Extracted data entries:
--------------------------------
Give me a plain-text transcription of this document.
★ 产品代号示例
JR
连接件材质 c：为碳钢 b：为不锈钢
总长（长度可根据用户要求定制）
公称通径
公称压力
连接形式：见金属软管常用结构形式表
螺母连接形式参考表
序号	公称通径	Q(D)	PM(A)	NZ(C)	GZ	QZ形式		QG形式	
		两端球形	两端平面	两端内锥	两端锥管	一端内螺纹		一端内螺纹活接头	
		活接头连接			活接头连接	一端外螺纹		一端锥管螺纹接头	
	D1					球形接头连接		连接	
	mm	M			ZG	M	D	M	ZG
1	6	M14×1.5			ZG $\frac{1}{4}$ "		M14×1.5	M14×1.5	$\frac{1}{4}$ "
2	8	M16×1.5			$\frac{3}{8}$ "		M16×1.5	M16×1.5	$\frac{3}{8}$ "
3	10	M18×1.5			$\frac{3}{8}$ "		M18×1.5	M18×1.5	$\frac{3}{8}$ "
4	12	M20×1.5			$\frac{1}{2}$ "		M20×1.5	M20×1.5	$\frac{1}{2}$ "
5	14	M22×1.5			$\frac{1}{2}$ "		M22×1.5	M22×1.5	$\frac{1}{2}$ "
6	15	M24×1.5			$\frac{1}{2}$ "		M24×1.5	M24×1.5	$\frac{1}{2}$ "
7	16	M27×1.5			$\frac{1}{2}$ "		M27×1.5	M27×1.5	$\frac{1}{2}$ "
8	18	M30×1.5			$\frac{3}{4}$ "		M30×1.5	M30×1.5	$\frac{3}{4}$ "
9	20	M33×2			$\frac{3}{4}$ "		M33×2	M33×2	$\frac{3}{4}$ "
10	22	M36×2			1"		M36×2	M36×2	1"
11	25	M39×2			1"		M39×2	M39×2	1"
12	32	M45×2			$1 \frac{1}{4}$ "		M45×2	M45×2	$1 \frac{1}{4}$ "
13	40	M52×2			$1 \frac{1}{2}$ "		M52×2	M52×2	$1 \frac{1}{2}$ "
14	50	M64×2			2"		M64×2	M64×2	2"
--------------------------------
## Task brief
Transcribe all the entries, keeping each one exactly as it is.

## Full answer
Give me a plain-text transcription of this document.
★ 产品代号示例
JR
连接件材质 c：为碳钢 b：为不锈钢
总长（长度可根据用户要求定制）
公称通径
公称压力
连接形式：见金属软管常用结构形式表
螺母连接形式参考表
序号	公称通径	Q(D)	PM(A)	NZ(C)	GZ	QZ形式		QG形式	
		两端球形	两端平面	两端内锥	两端锥管	一端内螺纹		一端内螺纹活接头	
		活接头连接			活接头连接	一端外螺纹		一端锥管螺纹接头	
	D1					球形接头连接		连接	
	mm	M			ZG	M	D	M	ZG
1	6	M14×1.5			ZG $\frac{1}{4}$ "		M14×1.5	M14×1.5	$\frac{1}{4}$ "
2	8	M16×1.5			$\frac{3}{8}$ "		M16×1.5	M16×1.5	$\frac{3}{8}$ "
3	10	M18×1.5			$\frac{3}{8}$ "		M18×1.5	M18×1.5	$\frac{3}{8}$ "
4	12	M20×1.5			$\frac{1}{2}$ "		M20×1.5	M20×1.5	$\frac{1}{2}$ "
5	14	M22×1.5			$\frac{1}{2}$ "		M22×1.5	M22×1.5	$\frac{1}{2}$ "
6	15	M24×1.5			$\frac{1}{2}$ "		M24×1.5	M24×1.5	$\frac{1}{2}$ "
7	16	M27×1.5			$\frac{1}{2}$ "		M27×1.5	M27×1.5	$\frac{1}{2}$ "
8	18	M30×1.5			$\frac{3}{4}$ "		M30×1.5	M30×1.5	$\frac{3}{4}$ "
9	20	M33×2			$\frac{3}{4}$ "		M33×2	M33×2	$\frac{3}{4}$ "
10	22	M36×2			1"		M36×2	M36×2	1"
11	25	M39×2			1"		M39×2	M39×2	1"
12	32	M45×2			$1 \frac{1}{4}$ "		M45×2	M45×2	$1 \frac{1}{4}$ "
13	40	M52×2			$1 \frac{1}{2}$ "		M52×2	M52×2	$1 \frac{1}{2}$ "
14	50	M64×2			2"		M64×2	M64×2	2"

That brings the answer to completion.